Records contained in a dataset
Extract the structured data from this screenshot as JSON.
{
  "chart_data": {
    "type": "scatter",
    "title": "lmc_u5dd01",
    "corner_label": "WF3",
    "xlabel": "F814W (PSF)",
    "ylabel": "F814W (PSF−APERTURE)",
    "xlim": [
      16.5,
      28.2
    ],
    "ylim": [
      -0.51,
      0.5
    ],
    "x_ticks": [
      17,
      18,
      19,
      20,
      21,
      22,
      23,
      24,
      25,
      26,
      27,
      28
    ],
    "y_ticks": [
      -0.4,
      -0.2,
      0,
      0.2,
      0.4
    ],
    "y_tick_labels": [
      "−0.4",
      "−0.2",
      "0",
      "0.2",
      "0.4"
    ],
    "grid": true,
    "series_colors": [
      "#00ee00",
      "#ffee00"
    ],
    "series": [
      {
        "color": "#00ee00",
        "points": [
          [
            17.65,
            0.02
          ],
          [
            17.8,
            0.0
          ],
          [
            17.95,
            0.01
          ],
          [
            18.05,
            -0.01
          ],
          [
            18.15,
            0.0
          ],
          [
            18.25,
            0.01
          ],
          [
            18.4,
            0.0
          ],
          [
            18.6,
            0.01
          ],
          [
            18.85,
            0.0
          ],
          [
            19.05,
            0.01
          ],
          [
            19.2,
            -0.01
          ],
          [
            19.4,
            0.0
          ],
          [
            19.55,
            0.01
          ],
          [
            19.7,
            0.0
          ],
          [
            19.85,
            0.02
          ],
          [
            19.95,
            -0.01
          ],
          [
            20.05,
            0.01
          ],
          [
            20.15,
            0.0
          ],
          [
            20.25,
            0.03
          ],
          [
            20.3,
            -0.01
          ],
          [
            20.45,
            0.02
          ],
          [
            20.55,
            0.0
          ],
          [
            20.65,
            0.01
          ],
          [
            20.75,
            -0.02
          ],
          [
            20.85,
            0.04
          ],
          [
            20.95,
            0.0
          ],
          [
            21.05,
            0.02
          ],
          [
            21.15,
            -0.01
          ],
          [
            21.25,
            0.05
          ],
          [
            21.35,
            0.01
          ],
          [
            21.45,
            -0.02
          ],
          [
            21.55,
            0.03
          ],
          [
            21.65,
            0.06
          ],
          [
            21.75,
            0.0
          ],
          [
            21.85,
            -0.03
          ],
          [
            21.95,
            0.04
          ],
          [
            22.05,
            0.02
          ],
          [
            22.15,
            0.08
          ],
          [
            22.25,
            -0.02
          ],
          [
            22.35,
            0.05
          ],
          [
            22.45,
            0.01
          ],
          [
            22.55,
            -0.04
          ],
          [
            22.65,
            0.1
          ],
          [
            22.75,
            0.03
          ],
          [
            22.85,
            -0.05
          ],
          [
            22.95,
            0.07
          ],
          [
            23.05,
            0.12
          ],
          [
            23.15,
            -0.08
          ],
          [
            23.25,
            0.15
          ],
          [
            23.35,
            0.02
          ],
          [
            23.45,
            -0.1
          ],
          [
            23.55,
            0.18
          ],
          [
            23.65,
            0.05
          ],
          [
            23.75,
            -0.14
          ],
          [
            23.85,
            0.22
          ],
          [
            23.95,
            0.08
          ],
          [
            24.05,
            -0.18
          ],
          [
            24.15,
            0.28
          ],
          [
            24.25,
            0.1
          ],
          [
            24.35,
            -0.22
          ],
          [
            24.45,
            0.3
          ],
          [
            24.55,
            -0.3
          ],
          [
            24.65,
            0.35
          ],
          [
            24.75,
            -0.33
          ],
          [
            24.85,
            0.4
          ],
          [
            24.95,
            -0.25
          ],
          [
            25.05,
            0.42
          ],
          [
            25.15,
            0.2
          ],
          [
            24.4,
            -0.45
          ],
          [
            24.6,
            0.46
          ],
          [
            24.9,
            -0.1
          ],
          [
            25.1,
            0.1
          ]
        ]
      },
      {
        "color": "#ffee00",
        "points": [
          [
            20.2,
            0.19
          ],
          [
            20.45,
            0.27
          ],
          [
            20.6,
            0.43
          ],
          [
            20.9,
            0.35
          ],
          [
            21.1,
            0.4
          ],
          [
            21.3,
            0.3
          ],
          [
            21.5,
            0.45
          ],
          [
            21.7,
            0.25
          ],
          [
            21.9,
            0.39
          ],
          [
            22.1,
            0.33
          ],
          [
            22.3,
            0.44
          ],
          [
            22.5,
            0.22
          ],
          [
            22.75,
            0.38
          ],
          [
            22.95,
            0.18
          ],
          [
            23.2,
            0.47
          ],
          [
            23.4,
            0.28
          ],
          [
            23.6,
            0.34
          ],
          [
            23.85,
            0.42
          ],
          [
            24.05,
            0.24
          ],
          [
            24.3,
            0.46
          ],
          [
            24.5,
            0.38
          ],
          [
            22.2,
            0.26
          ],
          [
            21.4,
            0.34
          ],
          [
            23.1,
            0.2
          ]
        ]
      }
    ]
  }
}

- _Short task_: Write out the full listing exactly as given.

- _Solved exercise_:
Extract the structured data from this screenshot as JSON.
{
  "chart_data": {
    "type": "scatter",
    "title": "lmc_u5dd01",
    "corner_label": "WF3",
    "xlabel": "F814W (PSF)",
    "ylabel": "F814W (PSF−APERTURE)",
    "xlim": [
      16.5,
      28.2
    ],
    "ylim": [
      -0.51,
      0.5
    ],
    "x_ticks": [
      17,
      18,
      19,
      20,
      21,
      22,
      23,
      24,
      25,
      26,
      27,
      28
    ],
    "y_ticks": [
      -0.4,
      -0.2,
      0,
      0.2,
      0.4
    ],
    "y_tick_labels": [
      "−0.4",
      "−0.2",
      "0",
      "0.2",
      "0.4"
    ],
    "grid": true,
    "series_colors": [
      "#00ee00",
      "#ffee00"
    ],
    "series": [
      {
        "color": "#00ee00",
        "points": [
          [
            17.65,
            0.02
          ],
          [
            17.8,
            0.0
          ],
          [
            17.95,
            0.01
          ],
          [
            18.05,
            -0.01
          ],
          [
            18.15,
            0.0
          ],
          [
            18.25,
            0.01
          ],
          [
            18.4,
            0.0
          ],
          [
            18.6,
            0.01
          ],
          [
            18.85,
            0.0
          ],
          [
            19.05,
            0.01
          ],
          [
            19.2,
            -0.01
          ],
          [
            19.4,
            0.0
          ],
          [
            19.55,
            0.01
          ],
          [
            19.7,
            0.0
          ],
          [
            19.85,
            0.02
          ],
          [
            19.95,
            -0.01
          ],
          [
            20.05,
            0.01
          ],
          [
            20.15,
            0.0
          ],
          [
            20.25,
            0.03
          ],
          [
            20.3,
            -0.01
          ],
          [
            20.45,
            0.02
          ],
          [
            20.55,
            0.0
          ],
          [
            20.65,
            0.01
          ],
          [
            20.75,
            -0.02
          ],
          [
            20.85,
            0.04
          ],
          [
            20.95,
            0.0
          ],
          [
            21.05,
            0.02
          ],
          [
            21.15,
            -0.01
          ],
          [
            21.25,
            0.05
          ],
          [
            21.35,
            0.01
          ],
          [
            21.45,
            -0.02
          ],
          [
            21.55,
            0.03
          ],
          [
            21.65,
            0.06
          ],
          [
            21.75,
            0.0
          ],
          [
            21.85,
            -0.03
          ],
          [
            21.95,
            0.04
          ],
          [
            22.05,
            0.02
          ],
          [
            22.15,
            0.08
          ],
          [
            22.25,
            -0.02
          ],
          [
            22.35,
            0.05
          ],
          [
            22.45,
            0.01
          ],
          [
            22.55,
            -0.04
          ],
          [
            22.65,
            0.1
          ],
          [
            22.75,
            0.03
          ],
          [
            22.85,
            -0.05
          ],
          [
            22.95,
            0.07
          ],
          [
            23.05,
            0.12
          ],
          [
            23.15,
            -0.08
          ],
          [
            23.25,
            0.15
          ],
          [
            23.35,
            0.02
          ],
          [
            23.45,
            -0.1
          ],
          [
            23.55,
            0.18
          ],
          [
            23.65,
            0.05
          ],
          [
            23.75,
            -0.14
          ],
          [
            23.85,
            0.22
          ],
          [
            23.95,
            0.08
          ],
          [
            24.05,
            -0.18
          ],
          [
            24.15,
            0.28
          ],
          [
            24.25,
            0.1
          ],
          [
            24.35,
            -0.22
          ],
          [
            24.45,
            0.3
          ],
          [
            24.55,
            -0.3
          ],
          [
            24.65,
            0.35
          ],
          [
            24.75,
            -0.33
          ],
          [
            24.85,
            0.4
          ],
          [
            24.95,
            -0.25
          ],
          [
            25.05,
            0.42
          ],
          [
            25.15,
            0.2
          ],
          [
            24.4,
            -0.45
          ],
          [
            24.6,
            0.46
          ],
          [
            24.9,
            -0.1
          ],
          [
            25.1,
            0.1
          ]
        ]
      },
      {
        "color": "#ffee00",
        "points": [
          [
            20.2,
            0.19
          ],
          [
            20.45,
            0.27
          ],
          [
            20.6,
            0.43
          ],
          [
            20.9,
            0.35
          ],
          [
            21.1,
            0.4
          ],
          [
            21.3,
            0.3
          ],
          [
            21.5,
            0.45
          ],
          [
            21.7,
            0.25
          ],
          [
            21.9,
            0.39
          ],
          [
            22.1,
            0.33
          ],
          [
            22.3,
            0.44
          ],
          [
            22.5,
            0.22
          ],
          [
            22.75,
            0.38
          ],
          [
            22.95,
            0.18
          ],
          [
            23.2,
            0.47
          ],
          [
            23.4,
            0.28
          ],
          [
            23.6,
            0.34
          ],
          [
            23.85,
            0.42
          ],
          [
            24.05,
            0.24
          ],
          [
            24.3,
            0.46
          ],
          [
            24.5,
            0.38
          ],
          [
            22.2,
            0.26
          ],
          [
            21.4,
            0.34
          ],
          [
            23.1,
            0.2
          ]
        ]
      }
    ]
  }
}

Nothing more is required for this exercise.